> _MATERIAL FOR THIS TASK_

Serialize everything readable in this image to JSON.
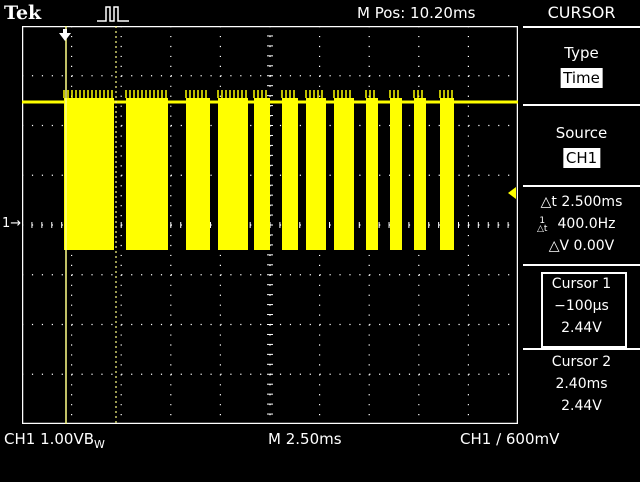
{
  "header": {
    "brand": "Tek",
    "trigger_icon": "pulse-trigger-icon",
    "m_pos": "M Pos: 10.20ms",
    "menu_title": "CURSOR"
  },
  "menu": {
    "type_label": "Type",
    "type_value": "Time",
    "source_label": "Source",
    "source_value": "CH1",
    "delta_t": "△t 2.500ms",
    "freq": "400.0Hz",
    "delta_v": "△V 0.00V",
    "cursor1_label": "Cursor 1",
    "cursor1_time": "−100µs",
    "cursor1_volt": "2.44V",
    "cursor2_label": "Cursor 2",
    "cursor2_time": "2.40ms",
    "cursor2_volt": "2.44V"
  },
  "status": {
    "ch1_scale": "CH1  1.00VB",
    "bw_suffix": "W",
    "timebase": "M 2.50ms",
    "trigger": "CH1 ∕ 600mV"
  },
  "markers": {
    "ch1": "1→"
  },
  "colors": {
    "trace": "#ffff00",
    "grid": "#ffffff",
    "background": "#000000"
  }
}
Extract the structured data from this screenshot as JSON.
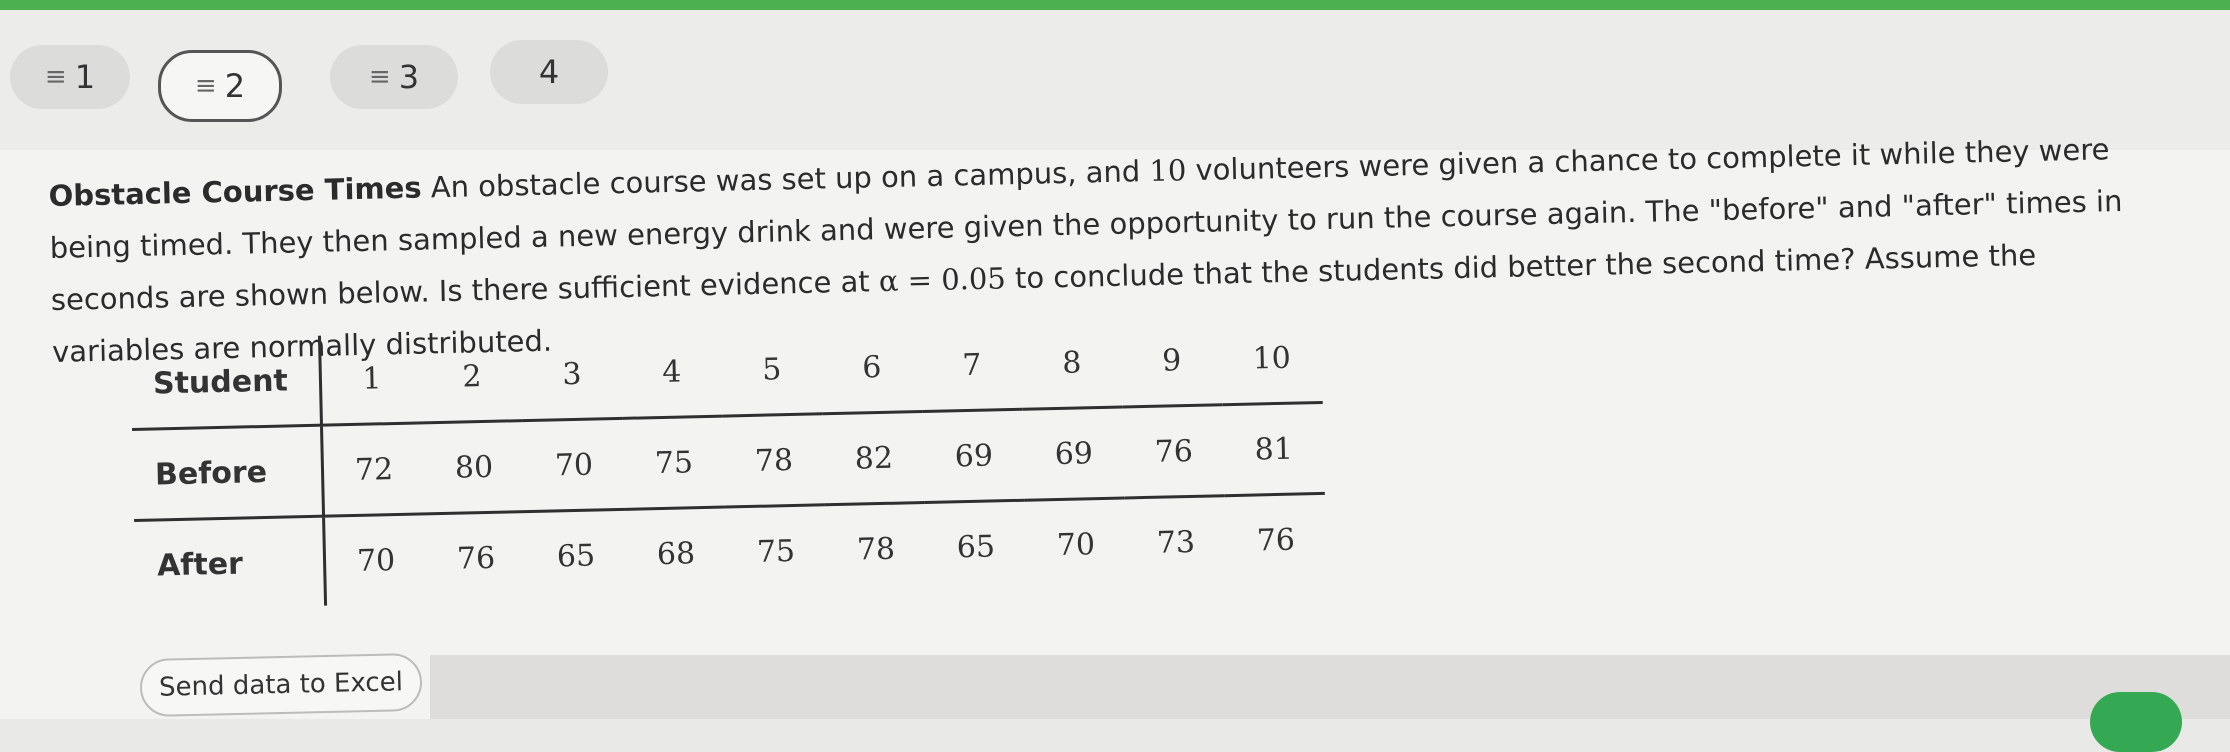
{
  "steps": [
    {
      "label": "1",
      "icon": "lines-icon",
      "active": false
    },
    {
      "label": "2",
      "icon": "lines-icon",
      "active": true
    },
    {
      "label": "3",
      "icon": "lines-icon",
      "active": false
    },
    {
      "label": "4",
      "icon": "",
      "active": false
    }
  ],
  "step_icon_glyph": "≡",
  "problem": {
    "title": "Obstacle Course Times",
    "text_1": " An obstacle course was set up on a campus, and ",
    "volunteers": "10",
    "text_2": " volunteers were given a chance to complete it while they were being timed. They then sampled a new energy drink and were given the opportunity to run the course again. The \"before\" and \"after\" times in seconds are shown below. Is there sufficient evidence at ",
    "alpha": "α = 0.05",
    "text_3": " to conclude that the students did better the second time? Assume the variables are normally distributed."
  },
  "table": {
    "rows": [
      {
        "label": "Student",
        "values": [
          "1",
          "2",
          "3",
          "4",
          "5",
          "6",
          "7",
          "8",
          "9",
          "10"
        ]
      },
      {
        "label": "Before",
        "values": [
          "72",
          "80",
          "70",
          "75",
          "78",
          "82",
          "69",
          "69",
          "76",
          "81"
        ]
      },
      {
        "label": "After",
        "values": [
          "70",
          "76",
          "65",
          "68",
          "75",
          "78",
          "65",
          "70",
          "73",
          "76"
        ]
      }
    ]
  },
  "excel_button": {
    "label": "Send data to Excel"
  },
  "colors": {
    "accent": "#4caf50",
    "active_border": "#555555",
    "green_button": "#34a853"
  }
}
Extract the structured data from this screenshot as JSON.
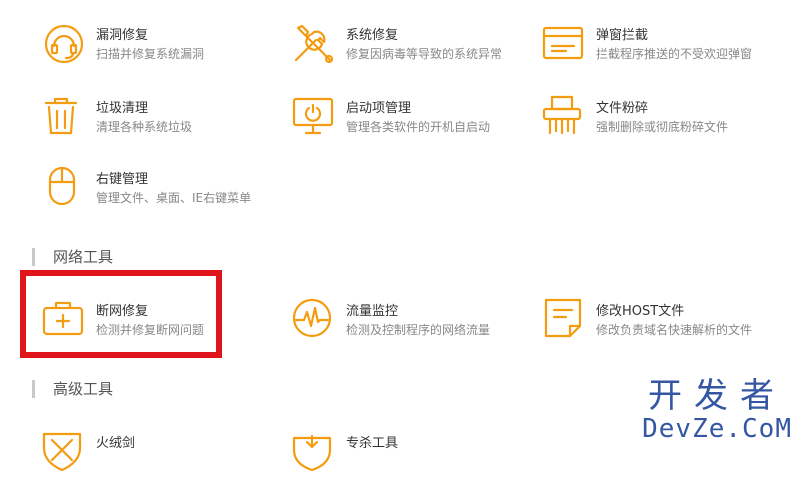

> _WORK REQUIRED_
Output all of the entries verbatim, leaving out any images.

> _EXERCISE ANSWER_
Serialize everything readable in this image to JSON.
{
  "header": {
    "brand": "Tek",
    "trigger_icon": "pulse-trigger-icon",
    "m_pos": "M Pos: 10.20ms",
    "menu_title": "CURSOR"
  },
  "menu": {
    "type_label": "Type",
    "type_value": "Time",
    "source_label": "Source",
    "source_value": "CH1",
    "delta_t": "△t 2.500ms",
    "freq": "400.0Hz",
    "delta_v": "△V 0.00V",
    "cursor1_label": "Cursor 1",
    "cursor1_time": "−100µs",
    "cursor1_volt": "2.44V",
    "cursor2_label": "Cursor 2",
    "cursor2_time": "2.40ms",
    "cursor2_volt": "2.44V"
  },
  "status": {
    "ch1_scale": "CH1  1.00VB",
    "bw_suffix": "W",
    "timebase": "M 2.50ms",
    "trigger": "CH1 ∕ 600mV"
  },
  "markers": {
    "ch1": "1→"
  },
  "colors": {
    "trace": "#ffff00",
    "grid": "#ffffff",
    "background": "#000000"
  }
}
Extract the structured data from this screenshot as JSON.
{
  "steps": [
    {
      "label": "1",
      "icon": "lines-icon",
      "active": false
    },
    {
      "label": "2",
      "icon": "lines-icon",
      "active": true
    },
    {
      "label": "3",
      "icon": "lines-icon",
      "active": false
    },
    {
      "label": "4",
      "icon": "",
      "active": false
    }
  ],
  "step_icon_glyph": "≡",
  "problem": {
    "title": "Obstacle Course Times",
    "text_1": " An obstacle course was set up on a campus, and ",
    "volunteers": "10",
    "text_2": " volunteers were given a chance to complete it while they were being timed. They then sampled a new energy drink and were given the opportunity to run the course again. The \"before\" and \"after\" times in seconds are shown below. Is there sufficient evidence at ",
    "alpha": "α = 0.05",
    "text_3": " to conclude that the students did better the second time? Assume the variables are normally distributed."
  },
  "table": {
    "rows": [
      {
        "label": "Student",
        "values": [
          "1",
          "2",
          "3",
          "4",
          "5",
          "6",
          "7",
          "8",
          "9",
          "10"
        ]
      },
      {
        "label": "Before",
        "values": [
          "72",
          "80",
          "70",
          "75",
          "78",
          "82",
          "69",
          "69",
          "76",
          "81"
        ]
      },
      {
        "label": "After",
        "values": [
          "70",
          "76",
          "65",
          "68",
          "75",
          "78",
          "65",
          "70",
          "73",
          "76"
        ]
      }
    ]
  },
  "excel_button": {
    "label": "Send data to Excel"
  },
  "colors": {
    "accent": "#4caf50",
    "active_border": "#555555",
    "green_button": "#34a853"
  }
}
Extract the structured data from this screenshot as JSON.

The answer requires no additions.